_Instructions to follow_. Of all the lines in the material, how many include the word "modelling"? Give only the number.

[start of Supplied material]

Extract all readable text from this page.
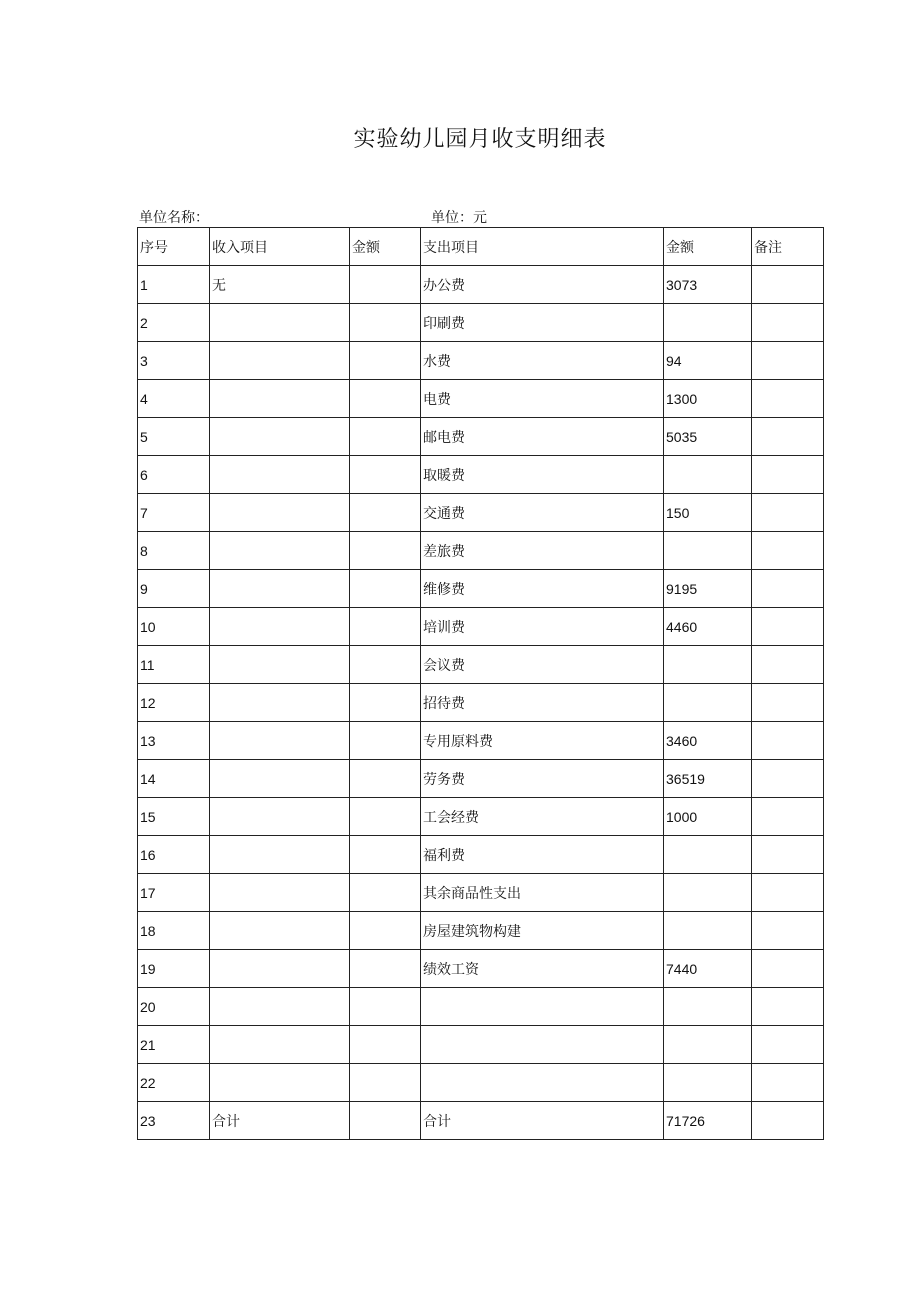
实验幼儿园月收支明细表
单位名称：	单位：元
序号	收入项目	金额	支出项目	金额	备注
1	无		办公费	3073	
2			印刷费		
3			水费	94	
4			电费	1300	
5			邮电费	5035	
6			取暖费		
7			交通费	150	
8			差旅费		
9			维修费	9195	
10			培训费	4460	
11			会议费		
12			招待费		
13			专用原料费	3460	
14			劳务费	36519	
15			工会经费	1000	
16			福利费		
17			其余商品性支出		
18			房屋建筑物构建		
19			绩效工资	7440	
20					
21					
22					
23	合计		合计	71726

[end of Supplied material]
[start of Supplied material]

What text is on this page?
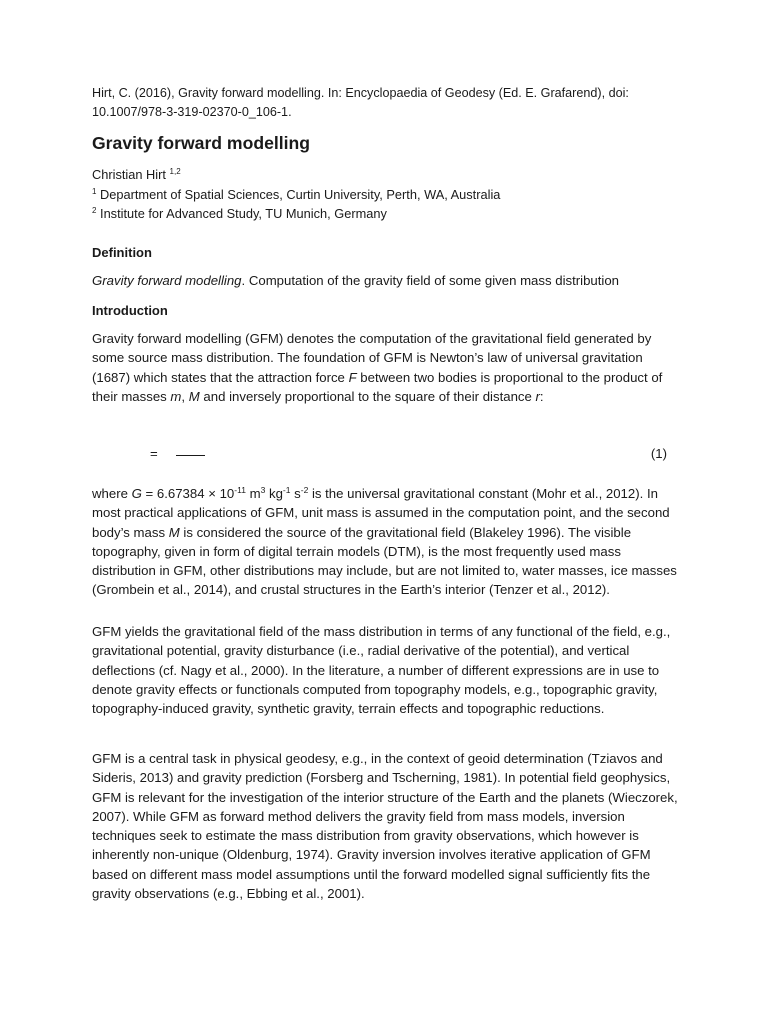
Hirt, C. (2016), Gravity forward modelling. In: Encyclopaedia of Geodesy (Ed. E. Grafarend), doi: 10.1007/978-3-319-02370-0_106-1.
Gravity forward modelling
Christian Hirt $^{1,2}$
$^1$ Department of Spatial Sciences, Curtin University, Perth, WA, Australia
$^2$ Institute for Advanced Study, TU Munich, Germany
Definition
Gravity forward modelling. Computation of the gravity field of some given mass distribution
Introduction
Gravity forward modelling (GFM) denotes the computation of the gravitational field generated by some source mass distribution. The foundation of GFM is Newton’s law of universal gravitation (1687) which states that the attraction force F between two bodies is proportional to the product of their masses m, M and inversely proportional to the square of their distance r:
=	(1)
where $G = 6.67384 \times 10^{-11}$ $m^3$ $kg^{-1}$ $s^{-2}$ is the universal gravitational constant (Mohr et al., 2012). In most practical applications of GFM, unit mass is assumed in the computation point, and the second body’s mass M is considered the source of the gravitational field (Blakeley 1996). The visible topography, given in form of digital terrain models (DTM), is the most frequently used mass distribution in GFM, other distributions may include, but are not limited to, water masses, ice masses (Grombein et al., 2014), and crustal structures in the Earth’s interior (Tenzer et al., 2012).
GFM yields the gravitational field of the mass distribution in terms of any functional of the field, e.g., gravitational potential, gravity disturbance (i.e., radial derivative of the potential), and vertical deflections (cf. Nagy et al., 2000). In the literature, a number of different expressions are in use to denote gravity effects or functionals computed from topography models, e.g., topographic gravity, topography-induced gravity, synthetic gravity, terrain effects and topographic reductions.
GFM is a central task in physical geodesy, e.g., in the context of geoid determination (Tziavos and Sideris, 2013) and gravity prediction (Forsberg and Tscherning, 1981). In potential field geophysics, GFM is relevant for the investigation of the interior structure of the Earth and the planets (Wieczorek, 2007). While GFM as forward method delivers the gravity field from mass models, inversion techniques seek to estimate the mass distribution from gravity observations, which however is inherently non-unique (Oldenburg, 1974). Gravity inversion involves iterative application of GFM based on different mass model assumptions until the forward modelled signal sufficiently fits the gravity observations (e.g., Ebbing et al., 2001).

[end of Supplied material]
[start of Supplied material]

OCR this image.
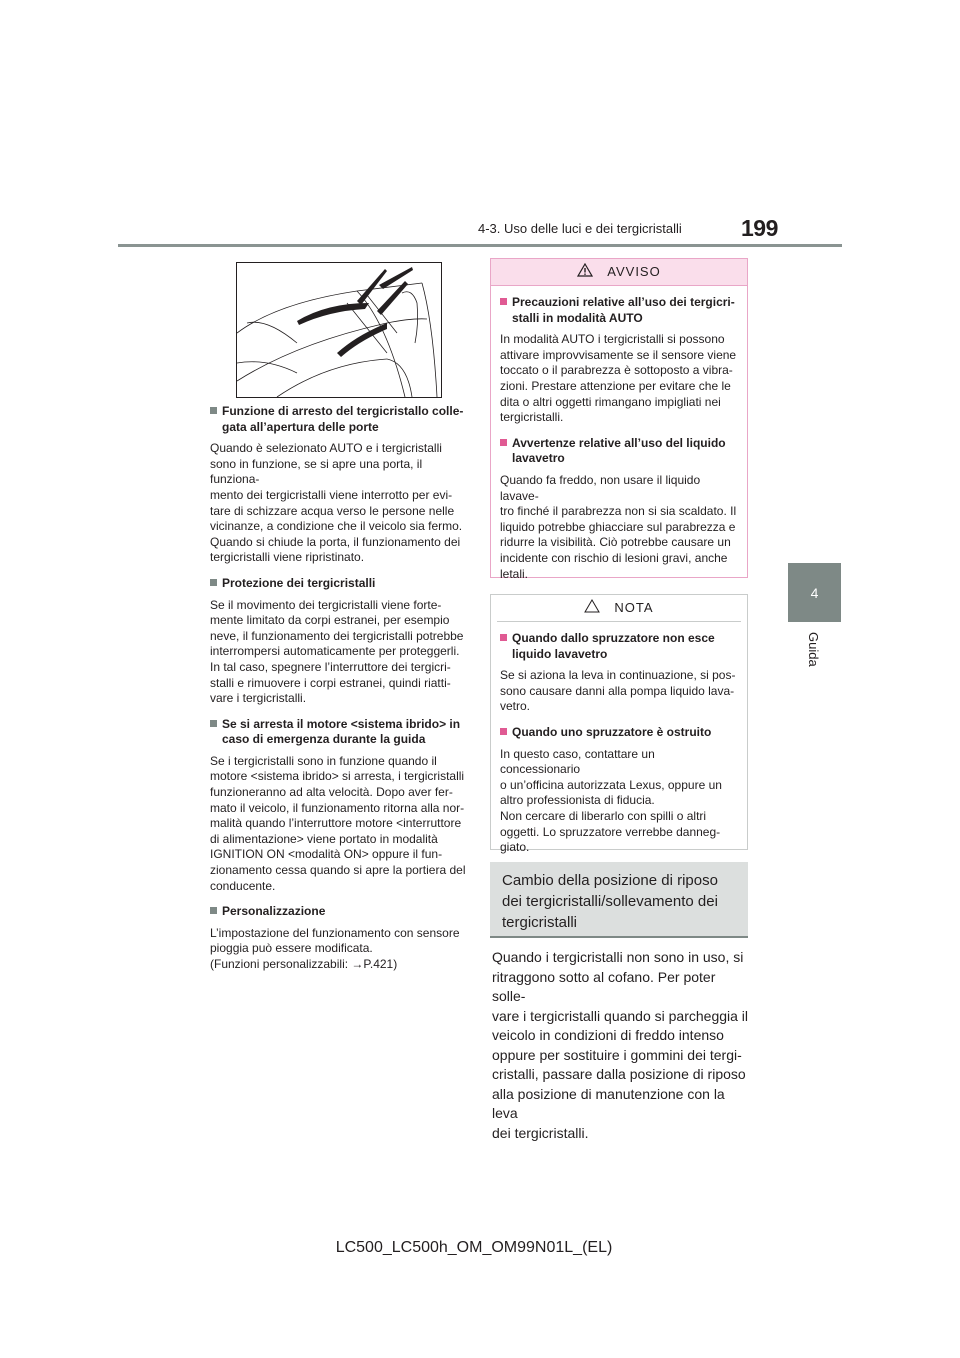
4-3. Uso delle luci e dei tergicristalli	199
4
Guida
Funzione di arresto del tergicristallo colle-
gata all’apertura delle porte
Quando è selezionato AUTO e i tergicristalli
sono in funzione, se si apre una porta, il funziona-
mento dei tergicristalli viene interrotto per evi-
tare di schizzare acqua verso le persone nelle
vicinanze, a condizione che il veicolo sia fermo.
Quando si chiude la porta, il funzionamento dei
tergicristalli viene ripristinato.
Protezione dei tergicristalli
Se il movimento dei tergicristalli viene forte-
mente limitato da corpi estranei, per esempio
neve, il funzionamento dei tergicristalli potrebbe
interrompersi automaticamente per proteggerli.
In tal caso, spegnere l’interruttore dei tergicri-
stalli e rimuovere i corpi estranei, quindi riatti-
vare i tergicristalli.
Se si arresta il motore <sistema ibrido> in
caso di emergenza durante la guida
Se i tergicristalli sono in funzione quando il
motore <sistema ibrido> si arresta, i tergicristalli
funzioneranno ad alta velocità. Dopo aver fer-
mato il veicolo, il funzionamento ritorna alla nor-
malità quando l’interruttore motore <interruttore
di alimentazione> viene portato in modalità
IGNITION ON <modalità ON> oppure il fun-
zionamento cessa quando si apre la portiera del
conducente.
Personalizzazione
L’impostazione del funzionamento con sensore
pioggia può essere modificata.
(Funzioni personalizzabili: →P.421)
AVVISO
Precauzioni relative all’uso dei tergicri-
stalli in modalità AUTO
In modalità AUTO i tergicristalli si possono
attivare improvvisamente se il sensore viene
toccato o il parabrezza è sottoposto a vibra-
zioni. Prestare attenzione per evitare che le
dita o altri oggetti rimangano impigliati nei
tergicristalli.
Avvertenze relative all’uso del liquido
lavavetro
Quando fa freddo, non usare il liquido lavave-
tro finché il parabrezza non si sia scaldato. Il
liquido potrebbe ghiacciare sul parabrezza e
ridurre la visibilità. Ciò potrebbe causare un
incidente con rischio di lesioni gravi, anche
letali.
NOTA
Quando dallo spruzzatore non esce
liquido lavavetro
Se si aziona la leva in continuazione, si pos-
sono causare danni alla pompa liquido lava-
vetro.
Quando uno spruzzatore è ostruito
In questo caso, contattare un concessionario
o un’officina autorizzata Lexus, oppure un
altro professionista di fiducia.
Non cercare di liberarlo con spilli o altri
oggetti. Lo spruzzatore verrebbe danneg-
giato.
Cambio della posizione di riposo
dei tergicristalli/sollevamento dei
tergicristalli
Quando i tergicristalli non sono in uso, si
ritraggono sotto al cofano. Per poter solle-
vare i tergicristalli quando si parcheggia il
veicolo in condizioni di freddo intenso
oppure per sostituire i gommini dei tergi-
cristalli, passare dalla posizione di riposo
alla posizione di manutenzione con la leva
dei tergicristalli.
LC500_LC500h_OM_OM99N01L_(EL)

[end of Supplied material]

_Exercise answer_. 4